/---
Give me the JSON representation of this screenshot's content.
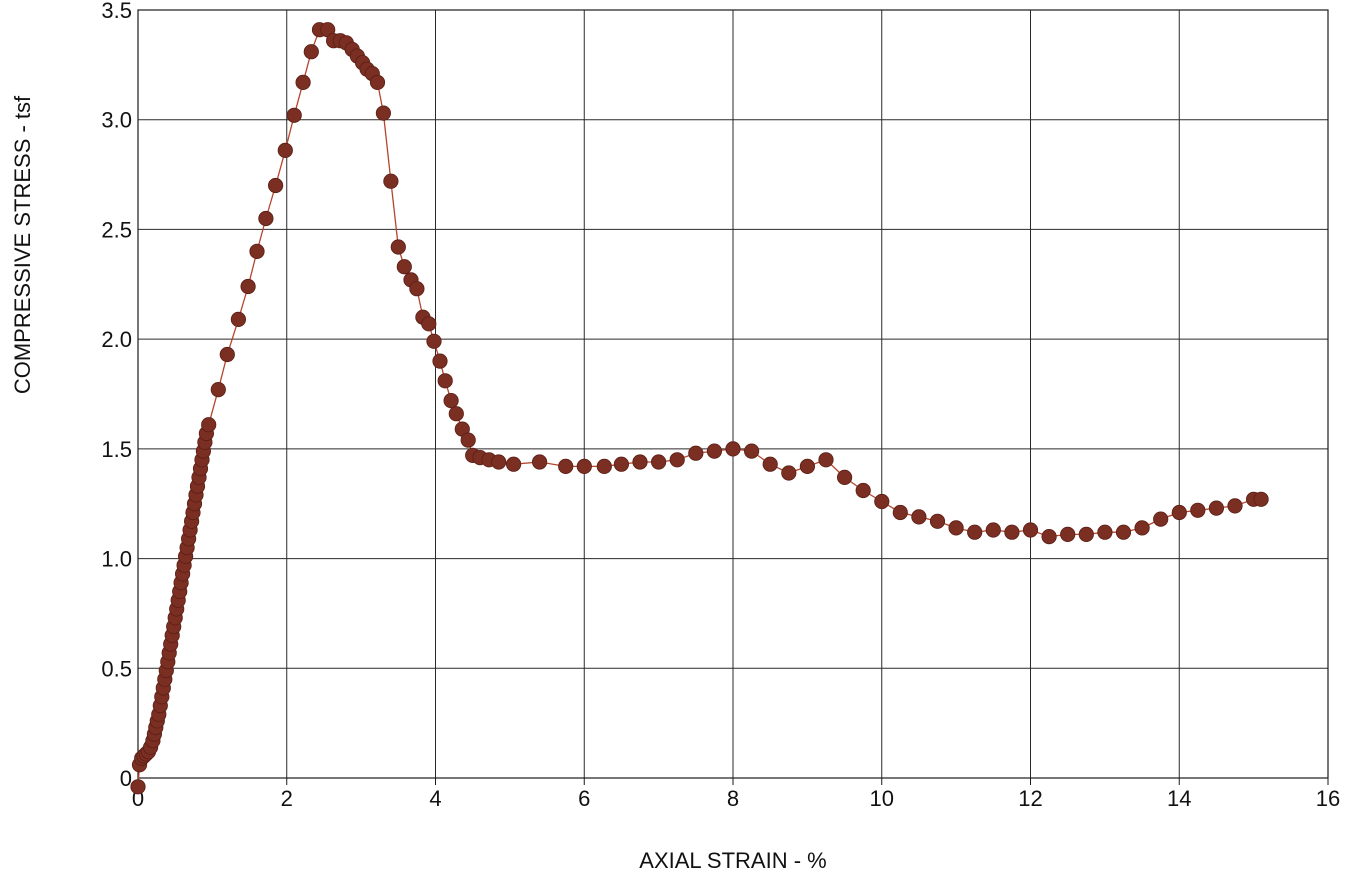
{
  "chart_data": {
    "type": "scatter",
    "title": "",
    "xlabel": "AXIAL STRAIN - %",
    "ylabel": "COMPRESSIVE STRESS - tsf",
    "xlim": [
      0,
      16
    ],
    "ylim": [
      0,
      3.5
    ],
    "x_ticks": [
      0,
      2,
      4,
      6,
      8,
      10,
      12,
      14,
      16
    ],
    "x_tick_labels": [
      "0",
      "2",
      "4",
      "6",
      "8",
      "10",
      "12",
      "14",
      "16"
    ],
    "y_ticks": [
      0,
      0.5,
      1.0,
      1.5,
      2.0,
      2.5,
      3.0,
      3.5
    ],
    "y_tick_labels": [
      "0",
      "0.5",
      "1.0",
      "1.5",
      "2.0",
      "2.5",
      "3.0",
      "3.5"
    ],
    "grid": true,
    "line_connected": true,
    "marker_color": "#7b2e22",
    "line_color": "#b5452c",
    "series": [
      {
        "values": [
          [
            0.0,
            -0.04
          ],
          [
            0.02,
            0.06
          ],
          [
            0.05,
            0.09
          ],
          [
            0.08,
            0.1
          ],
          [
            0.11,
            0.11
          ],
          [
            0.14,
            0.12
          ],
          [
            0.17,
            0.14
          ],
          [
            0.2,
            0.17
          ],
          [
            0.22,
            0.2
          ],
          [
            0.24,
            0.23
          ],
          [
            0.26,
            0.26
          ],
          [
            0.28,
            0.29
          ],
          [
            0.3,
            0.33
          ],
          [
            0.32,
            0.37
          ],
          [
            0.34,
            0.41
          ],
          [
            0.36,
            0.45
          ],
          [
            0.38,
            0.49
          ],
          [
            0.4,
            0.53
          ],
          [
            0.42,
            0.57
          ],
          [
            0.44,
            0.61
          ],
          [
            0.46,
            0.65
          ],
          [
            0.48,
            0.69
          ],
          [
            0.5,
            0.73
          ],
          [
            0.52,
            0.77
          ],
          [
            0.54,
            0.81
          ],
          [
            0.56,
            0.85
          ],
          [
            0.58,
            0.89
          ],
          [
            0.6,
            0.93
          ],
          [
            0.62,
            0.97
          ],
          [
            0.64,
            1.01
          ],
          [
            0.66,
            1.05
          ],
          [
            0.68,
            1.09
          ],
          [
            0.7,
            1.13
          ],
          [
            0.72,
            1.17
          ],
          [
            0.74,
            1.21
          ],
          [
            0.76,
            1.25
          ],
          [
            0.78,
            1.29
          ],
          [
            0.8,
            1.33
          ],
          [
            0.82,
            1.37
          ],
          [
            0.84,
            1.41
          ],
          [
            0.86,
            1.45
          ],
          [
            0.88,
            1.49
          ],
          [
            0.9,
            1.53
          ],
          [
            0.92,
            1.57
          ],
          [
            0.95,
            1.61
          ],
          [
            1.08,
            1.77
          ],
          [
            1.2,
            1.93
          ],
          [
            1.35,
            2.09
          ],
          [
            1.48,
            2.24
          ],
          [
            1.6,
            2.4
          ],
          [
            1.72,
            2.55
          ],
          [
            1.85,
            2.7
          ],
          [
            1.98,
            2.86
          ],
          [
            2.1,
            3.02
          ],
          [
            2.22,
            3.17
          ],
          [
            2.33,
            3.31
          ],
          [
            2.44,
            3.41
          ],
          [
            2.55,
            3.41
          ],
          [
            2.63,
            3.36
          ],
          [
            2.72,
            3.36
          ],
          [
            2.8,
            3.35
          ],
          [
            2.88,
            3.32
          ],
          [
            2.95,
            3.29
          ],
          [
            3.02,
            3.26
          ],
          [
            3.08,
            3.23
          ],
          [
            3.15,
            3.21
          ],
          [
            3.22,
            3.17
          ],
          [
            3.3,
            3.03
          ],
          [
            3.4,
            2.72
          ],
          [
            3.5,
            2.42
          ],
          [
            3.58,
            2.33
          ],
          [
            3.67,
            2.27
          ],
          [
            3.75,
            2.23
          ],
          [
            3.83,
            2.1
          ],
          [
            3.91,
            2.07
          ],
          [
            3.98,
            1.99
          ],
          [
            4.06,
            1.9
          ],
          [
            4.13,
            1.81
          ],
          [
            4.21,
            1.72
          ],
          [
            4.28,
            1.66
          ],
          [
            4.36,
            1.59
          ],
          [
            4.44,
            1.54
          ],
          [
            4.5,
            1.47
          ],
          [
            4.6,
            1.46
          ],
          [
            4.72,
            1.45
          ],
          [
            4.85,
            1.44
          ],
          [
            5.05,
            1.43
          ],
          [
            5.4,
            1.44
          ],
          [
            5.75,
            1.42
          ],
          [
            6.0,
            1.42
          ],
          [
            6.27,
            1.42
          ],
          [
            6.5,
            1.43
          ],
          [
            6.75,
            1.44
          ],
          [
            7.0,
            1.44
          ],
          [
            7.25,
            1.45
          ],
          [
            7.5,
            1.48
          ],
          [
            7.75,
            1.49
          ],
          [
            8.0,
            1.5
          ],
          [
            8.25,
            1.49
          ],
          [
            8.5,
            1.43
          ],
          [
            8.75,
            1.39
          ],
          [
            9.0,
            1.42
          ],
          [
            9.25,
            1.45
          ],
          [
            9.5,
            1.37
          ],
          [
            9.75,
            1.31
          ],
          [
            10.0,
            1.26
          ],
          [
            10.25,
            1.21
          ],
          [
            10.5,
            1.19
          ],
          [
            10.75,
            1.17
          ],
          [
            11.0,
            1.14
          ],
          [
            11.25,
            1.12
          ],
          [
            11.5,
            1.13
          ],
          [
            11.75,
            1.12
          ],
          [
            12.0,
            1.13
          ],
          [
            12.25,
            1.1
          ],
          [
            12.5,
            1.11
          ],
          [
            12.75,
            1.11
          ],
          [
            13.0,
            1.12
          ],
          [
            13.25,
            1.12
          ],
          [
            13.5,
            1.14
          ],
          [
            13.75,
            1.18
          ],
          [
            14.0,
            1.21
          ],
          [
            14.25,
            1.22
          ],
          [
            14.5,
            1.23
          ],
          [
            14.75,
            1.24
          ],
          [
            15.0,
            1.27
          ],
          [
            15.1,
            1.27
          ]
        ]
      }
    ]
  }
}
\---
→ **Brief**
Copy every line of the data word for word, omitting the images.

→ **Solution below**
Give me the JSON representation of this screenshot's content.
{
  "chart_data": {
    "type": "scatter",
    "title": "",
    "xlabel": "AXIAL STRAIN - %",
    "ylabel": "COMPRESSIVE STRESS - tsf",
    "xlim": [
      0,
      16
    ],
    "ylim": [
      0,
      3.5
    ],
    "x_ticks": [
      0,
      2,
      4,
      6,
      8,
      10,
      12,
      14,
      16
    ],
    "x_tick_labels": [
      "0",
      "2",
      "4",
      "6",
      "8",
      "10",
      "12",
      "14",
      "16"
    ],
    "y_ticks": [
      0,
      0.5,
      1.0,
      1.5,
      2.0,
      2.5,
      3.0,
      3.5
    ],
    "y_tick_labels": [
      "0",
      "0.5",
      "1.0",
      "1.5",
      "2.0",
      "2.5",
      "3.0",
      "3.5"
    ],
    "grid": true,
    "line_connected": true,
    "marker_color": "#7b2e22",
    "line_color": "#b5452c",
    "series": [
      {
        "values": [
          [
            0.0,
            -0.04
          ],
          [
            0.02,
            0.06
          ],
          [
            0.05,
            0.09
          ],
          [
            0.08,
            0.1
          ],
          [
            0.11,
            0.11
          ],
          [
            0.14,
            0.12
          ],
          [
            0.17,
            0.14
          ],
          [
            0.2,
            0.17
          ],
          [
            0.22,
            0.2
          ],
          [
            0.24,
            0.23
          ],
          [
            0.26,
            0.26
          ],
          [
            0.28,
            0.29
          ],
          [
            0.3,
            0.33
          ],
          [
            0.32,
            0.37
          ],
          [
            0.34,
            0.41
          ],
          [
            0.36,
            0.45
          ],
          [
            0.38,
            0.49
          ],
          [
            0.4,
            0.53
          ],
          [
            0.42,
            0.57
          ],
          [
            0.44,
            0.61
          ],
          [
            0.46,
            0.65
          ],
          [
            0.48,
            0.69
          ],
          [
            0.5,
            0.73
          ],
          [
            0.52,
            0.77
          ],
          [
            0.54,
            0.81
          ],
          [
            0.56,
            0.85
          ],
          [
            0.58,
            0.89
          ],
          [
            0.6,
            0.93
          ],
          [
            0.62,
            0.97
          ],
          [
            0.64,
            1.01
          ],
          [
            0.66,
            1.05
          ],
          [
            0.68,
            1.09
          ],
          [
            0.7,
            1.13
          ],
          [
            0.72,
            1.17
          ],
          [
            0.74,
            1.21
          ],
          [
            0.76,
            1.25
          ],
          [
            0.78,
            1.29
          ],
          [
            0.8,
            1.33
          ],
          [
            0.82,
            1.37
          ],
          [
            0.84,
            1.41
          ],
          [
            0.86,
            1.45
          ],
          [
            0.88,
            1.49
          ],
          [
            0.9,
            1.53
          ],
          [
            0.92,
            1.57
          ],
          [
            0.95,
            1.61
          ],
          [
            1.08,
            1.77
          ],
          [
            1.2,
            1.93
          ],
          [
            1.35,
            2.09
          ],
          [
            1.48,
            2.24
          ],
          [
            1.6,
            2.4
          ],
          [
            1.72,
            2.55
          ],
          [
            1.85,
            2.7
          ],
          [
            1.98,
            2.86
          ],
          [
            2.1,
            3.02
          ],
          [
            2.22,
            3.17
          ],
          [
            2.33,
            3.31
          ],
          [
            2.44,
            3.41
          ],
          [
            2.55,
            3.41
          ],
          [
            2.63,
            3.36
          ],
          [
            2.72,
            3.36
          ],
          [
            2.8,
            3.35
          ],
          [
            2.88,
            3.32
          ],
          [
            2.95,
            3.29
          ],
          [
            3.02,
            3.26
          ],
          [
            3.08,
            3.23
          ],
          [
            3.15,
            3.21
          ],
          [
            3.22,
            3.17
          ],
          [
            3.3,
            3.03
          ],
          [
            3.4,
            2.72
          ],
          [
            3.5,
            2.42
          ],
          [
            3.58,
            2.33
          ],
          [
            3.67,
            2.27
          ],
          [
            3.75,
            2.23
          ],
          [
            3.83,
            2.1
          ],
          [
            3.91,
            2.07
          ],
          [
            3.98,
            1.99
          ],
          [
            4.06,
            1.9
          ],
          [
            4.13,
            1.81
          ],
          [
            4.21,
            1.72
          ],
          [
            4.28,
            1.66
          ],
          [
            4.36,
            1.59
          ],
          [
            4.44,
            1.54
          ],
          [
            4.5,
            1.47
          ],
          [
            4.6,
            1.46
          ],
          [
            4.72,
            1.45
          ],
          [
            4.85,
            1.44
          ],
          [
            5.05,
            1.43
          ],
          [
            5.4,
            1.44
          ],
          [
            5.75,
            1.42
          ],
          [
            6.0,
            1.42
          ],
          [
            6.27,
            1.42
          ],
          [
            6.5,
            1.43
          ],
          [
            6.75,
            1.44
          ],
          [
            7.0,
            1.44
          ],
          [
            7.25,
            1.45
          ],
          [
            7.5,
            1.48
          ],
          [
            7.75,
            1.49
          ],
          [
            8.0,
            1.5
          ],
          [
            8.25,
            1.49
          ],
          [
            8.5,
            1.43
          ],
          [
            8.75,
            1.39
          ],
          [
            9.0,
            1.42
          ],
          [
            9.25,
            1.45
          ],
          [
            9.5,
            1.37
          ],
          [
            9.75,
            1.31
          ],
          [
            10.0,
            1.26
          ],
          [
            10.25,
            1.21
          ],
          [
            10.5,
            1.19
          ],
          [
            10.75,
            1.17
          ],
          [
            11.0,
            1.14
          ],
          [
            11.25,
            1.12
          ],
          [
            11.5,
            1.13
          ],
          [
            11.75,
            1.12
          ],
          [
            12.0,
            1.13
          ],
          [
            12.25,
            1.1
          ],
          [
            12.5,
            1.11
          ],
          [
            12.75,
            1.11
          ],
          [
            13.0,
            1.12
          ],
          [
            13.25,
            1.12
          ],
          [
            13.5,
            1.14
          ],
          [
            13.75,
            1.18
          ],
          [
            14.0,
            1.21
          ],
          [
            14.25,
            1.22
          ],
          [
            14.5,
            1.23
          ],
          [
            14.75,
            1.24
          ],
          [
            15.0,
            1.27
          ],
          [
            15.1,
            1.27
          ]
        ]
      }
    ]
  }
}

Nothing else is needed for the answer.